* **WHAT TO DO**: Rewrite the lines of the data below as a numbered list, from the line containing "- svg-text:3: 3: [128, 232, 133, 242]" to the line containing "175, 89, 191]", and omit any blank lines.

Stored items:
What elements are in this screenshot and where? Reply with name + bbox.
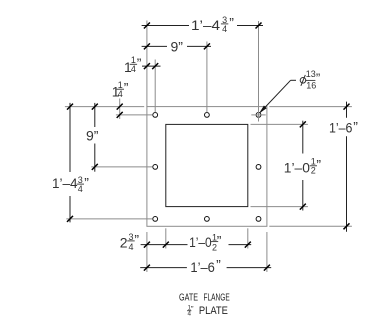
- svg-text:3: 3: [128, 232, 133, 242]
- svg-text:2: 2: [311, 166, 316, 176]
- svg-text:9”: 9”: [86, 128, 99, 144]
- svg-text:9”: 9”: [171, 39, 184, 55]
- svg-text:1’–0: 1’–0: [284, 160, 310, 176]
- svg-text:1’–0: 1’–0: [189, 234, 212, 250]
- svg-text:1’–6: 1’–6: [190, 259, 215, 275]
- svg-text:”: ”: [84, 175, 89, 191]
- svg-text:”: ”: [217, 233, 222, 249]
- svg-text:PLATE: PLATE: [199, 305, 228, 317]
- svg-text:”: ”: [137, 55, 142, 71]
- svg-text:1’–4: 1’–4: [191, 17, 220, 33]
- svg-text:13: 13: [306, 69, 316, 79]
- svg-text:”: ”: [229, 14, 234, 30]
- svg-text:”: ”: [134, 231, 139, 247]
- svg-text:”: ”: [124, 80, 129, 96]
- svg-text:4: 4: [128, 242, 133, 252]
- svg-text:4: 4: [131, 64, 136, 74]
- svg-text:1’–4: 1’–4: [52, 175, 78, 191]
- svg-text:FLANGE: FLANGE: [204, 293, 230, 304]
- svg-text:”: ”: [216, 257, 221, 273]
- svg-text:2: 2: [120, 234, 128, 250]
- svg-text:16: 16: [306, 80, 316, 90]
- svg-text:GATE: GATE: [179, 293, 198, 304]
- svg-text:”: ”: [353, 119, 358, 135]
- svg-text:”: ”: [316, 156, 321, 172]
- svg-text:1’–6: 1’–6: [329, 120, 353, 136]
- svg-text:4: 4: [118, 89, 123, 99]
- svg-text:4: 4: [78, 184, 83, 194]
- svg-text:”: ”: [316, 70, 320, 85]
- svg-text:4: 4: [222, 24, 227, 34]
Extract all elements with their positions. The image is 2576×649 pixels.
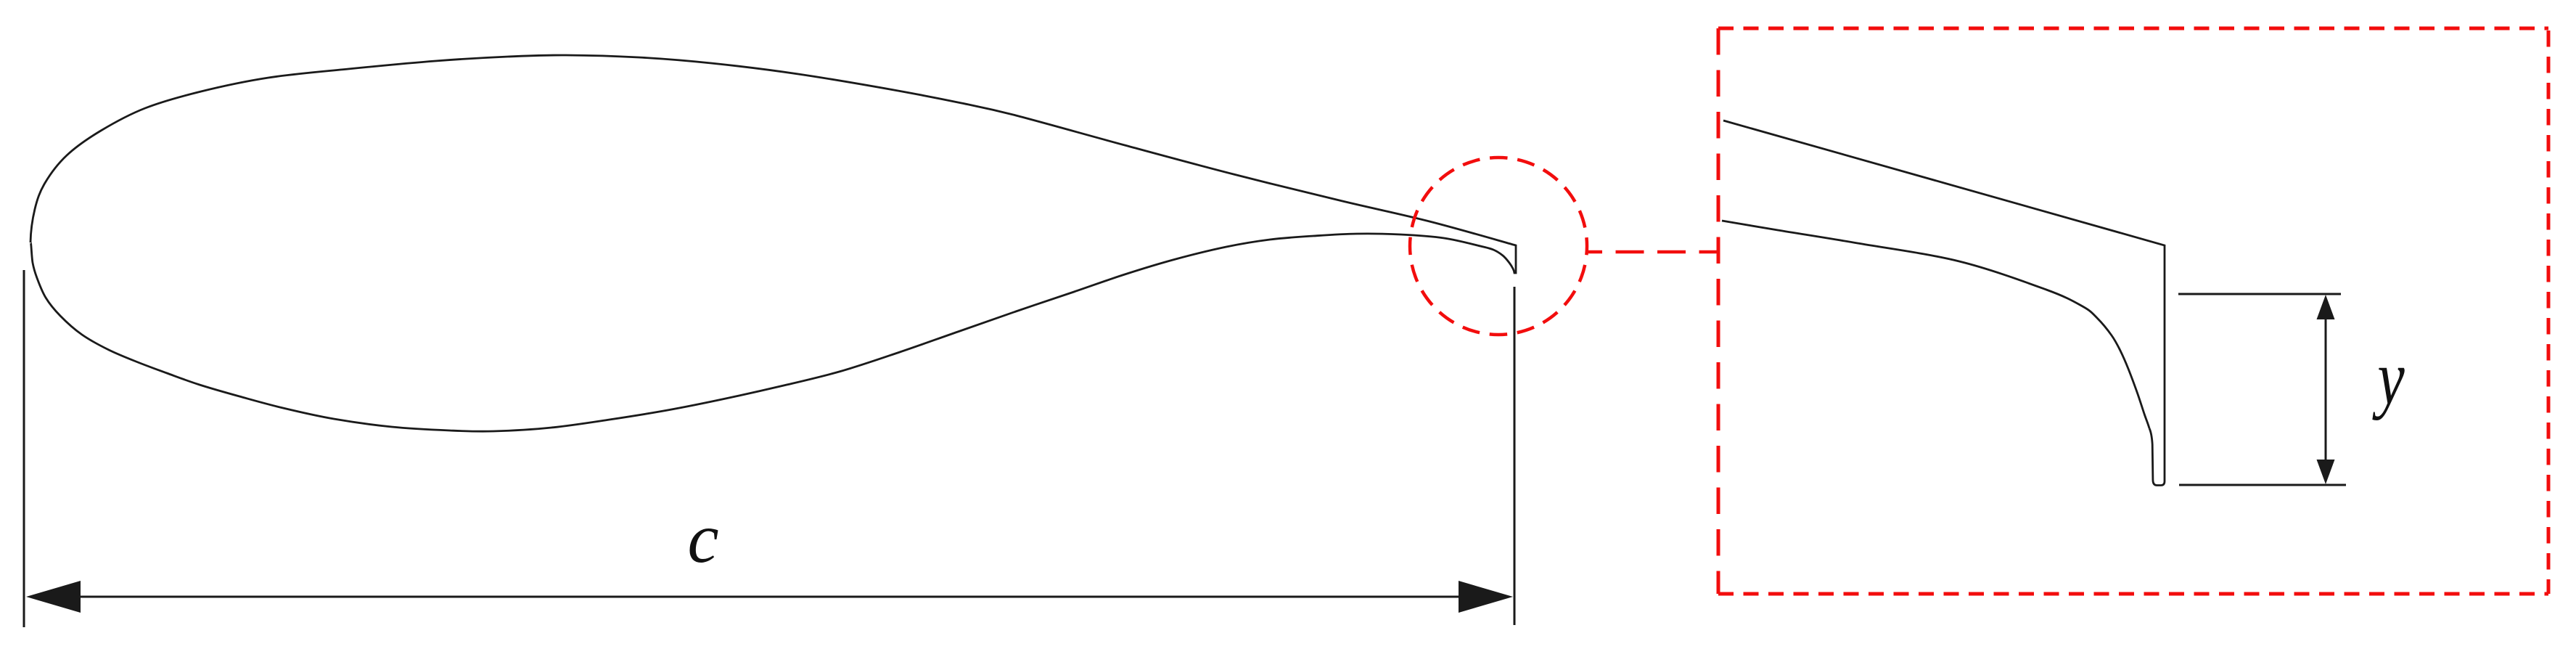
svg-text:c: c	[687, 499, 718, 577]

* **RESPONSE TO THE EXERCISE**:
1. - svg-text:3: 3: [128, 232, 133, 242]
2. - svg-text:2: 2: [311, 166, 316, 176]
3. - svg-text:9”: 9”: [86, 128, 99, 144]
4. - svg-text:9”: 9”: [171, 39, 184, 55]
5. - svg-text:1’–0: 1’–0: [284, 160, 310, 176]
6. - svg-text:1’–0: 1’–0: [189, 234, 212, 250]
7. - svg-text:1’–6: 1’–6: [190, 259, 215, 275]
8. - svg-text:”: ”: [84, 175, 89, 191]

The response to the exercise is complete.